Work to complete: All of the lines below are to be transcribed faithfully, with pictures excluded from the copy.

### Task data ###

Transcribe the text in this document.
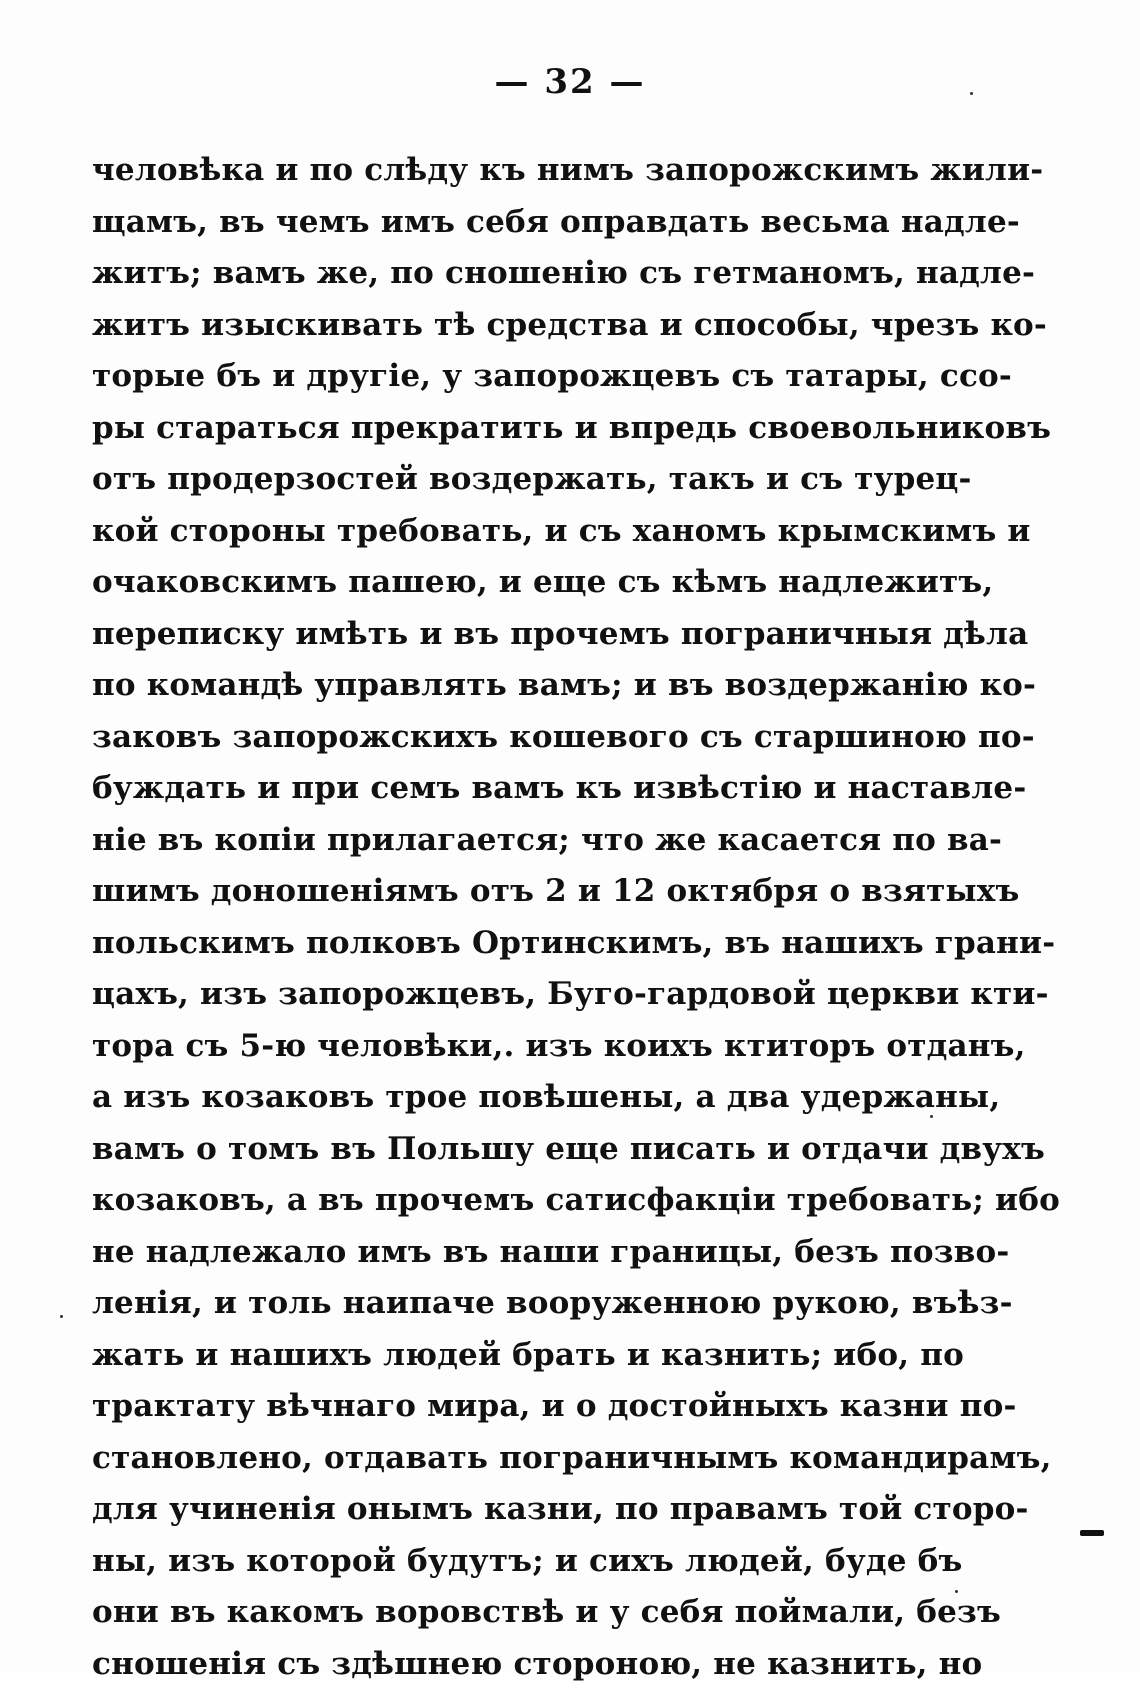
— 32 —
человѣка и по слѣду къ нимъ запорожскимъ жили-
щамъ, въ чемъ имъ себя оправдать весьма надле-
житъ; вамъ же, по сношенію съ гетманомъ, надле-
житъ изыскивать тѣ средства и способы, чрезъ ко-
торые бъ и другіе, у запорожцевъ съ татары, ссо-
ры стараться прекратить и впредь своевольниковъ
отъ продерзостей воздержать, такъ и съ турец-
кой стороны требовать, и съ ханомъ крымскимъ и
очаковскимъ пашею, и еще съ кѣмъ надлежитъ,
переписку имѣть и въ прочемъ пограничныя дѣла
по командѣ управлять вамъ; и въ воздержанію ко-
заковъ запорожскихъ кошевого съ старшиною по-
буждать и при семъ вамъ къ извѣстію и наставле-
ніе въ копіи прилагается; что же касается по ва-
шимъ доношеніямъ отъ 2 и 12 октября о взятыхъ
польскимъ полковъ Ортинскимъ, въ нашихъ грани-
цахъ, изъ запорожцевъ, Буго-гардовой церкви кти-
тора съ 5-ю человѣки,. изъ коихъ ктиторъ отданъ,
а изъ козаковъ трое повѣшены, а два удержаны,
вамъ о томъ въ Польшу еще писать и отдачи двухъ
козаковъ, а въ прочемъ сатисфакціи требовать; ибо
не надлежало имъ въ наши границы, безъ позво-
ленія, и толь наипаче вооруженною рукою, въѣз-
жать и нашихъ людей брать и казнить; ибо, по
трактату вѣчнаго мира, и о достойныхъ казни по-
становлено, отдавать пограничнымъ командирамъ,
для учиненія онымъ казни, по правамъ той сторо-
ны, изъ которой будутъ; и сихъ людей, буде бъ
они въ какомъ воровствѣ и у себя поймали, безъ
сношенія съ здѣшнею стороною, не казнить, но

###

Solution to this problem:
Transcribe the text in this document.
— 32 —
человѣка и по слѣду къ нимъ запорожскимъ жили-
щамъ, въ чемъ имъ себя оправдать весьма надле-
житъ; вамъ же, по сношенію съ гетманомъ, надле-
житъ изыскивать тѣ средства и способы, чрезъ ко-
торые бъ и другіе, у запорожцевъ съ татары, ссо-
ры стараться прекратить и впредь своевольниковъ
отъ продерзостей воздержать, такъ и съ турец-
кой стороны требовать, и съ ханомъ крымскимъ и
очаковскимъ пашею, и еще съ кѣмъ надлежитъ,
переписку имѣть и въ прочемъ пограничныя дѣла
по командѣ управлять вамъ; и въ воздержанію ко-
заковъ запорожскихъ кошевого съ старшиною по-
буждать и при семъ вамъ къ извѣстію и наставле-
ніе въ копіи прилагается; что же касается по ва-
шимъ доношеніямъ отъ 2 и 12 октября о взятыхъ
польскимъ полковъ Ортинскимъ, въ нашихъ грани-
цахъ, изъ запорожцевъ, Буго-гардовой церкви кти-
тора съ 5-ю человѣки,. изъ коихъ ктиторъ отданъ,
а изъ козаковъ трое повѣшены, а два удержаны,
вамъ о томъ въ Польшу еще писать и отдачи двухъ
козаковъ, а въ прочемъ сатисфакціи требовать; ибо
не надлежало имъ въ наши границы, безъ позво-
ленія, и толь наипаче вооруженною рукою, въѣз-
жать и нашихъ людей брать и казнить; ибо, по
трактату вѣчнаго мира, и о достойныхъ казни по-
становлено, отдавать пограничнымъ командирамъ,
для учиненія онымъ казни, по правамъ той сторо-
ны, изъ которой будутъ; и сихъ людей, буде бъ
они въ какомъ воровствѣ и у себя поймали, безъ
сношенія съ здѣшнею стороною, не казнить, но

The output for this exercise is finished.